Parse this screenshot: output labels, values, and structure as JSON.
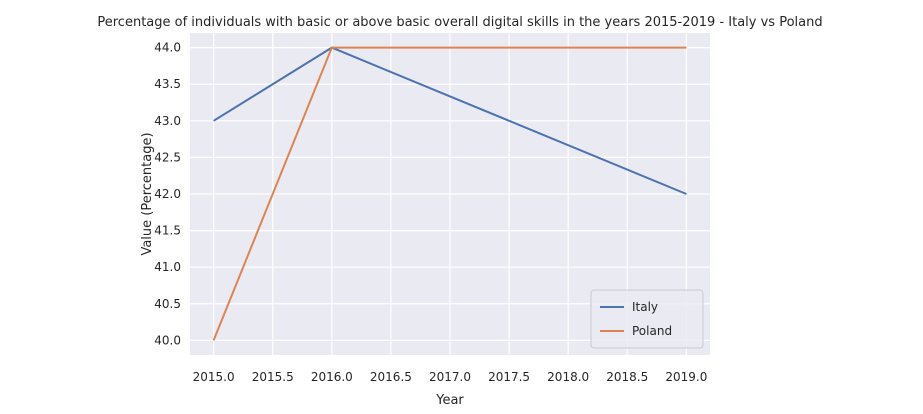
{
  "chart_data": {
    "type": "line",
    "title": "Percentage of individuals with basic or above basic overall digital skills in the years 2015-2019 - Italy vs Poland",
    "xlabel": "Year",
    "ylabel": "Value (Percentage)",
    "xlim": [
      2014.8,
      2019.2
    ],
    "ylim": [
      39.8,
      44.2
    ],
    "xticks": [
      2015.0,
      2015.5,
      2016.0,
      2016.5,
      2017.0,
      2017.5,
      2018.0,
      2018.5,
      2019.0
    ],
    "xtick_labels": [
      "2015.0",
      "2015.5",
      "2016.0",
      "2016.5",
      "2017.0",
      "2017.5",
      "2018.0",
      "2018.5",
      "2019.0"
    ],
    "yticks": [
      40.0,
      40.5,
      41.0,
      41.5,
      42.0,
      42.5,
      43.0,
      43.5,
      44.0
    ],
    "ytick_labels": [
      "40.0",
      "40.5",
      "41.0",
      "41.5",
      "42.0",
      "42.5",
      "43.0",
      "43.5",
      "44.0"
    ],
    "grid": true,
    "legend_position": "lower-right",
    "series": [
      {
        "name": "Italy",
        "color": "#4c72b0",
        "x": [
          2015,
          2016,
          2019
        ],
        "y": [
          43.0,
          44.0,
          42.0
        ]
      },
      {
        "name": "Poland",
        "color": "#dd8452",
        "x": [
          2015,
          2016,
          2019
        ],
        "y": [
          40.0,
          44.0,
          44.0
        ]
      }
    ]
  }
}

━━━━━━

### Required task
Every line holding "Poland" should be copied out.

### Result
    "title": "Percentage of individuals with basic or above basic overall digital skills in the years 2015-2019 - Italy vs Poland",
        "name": "Poland",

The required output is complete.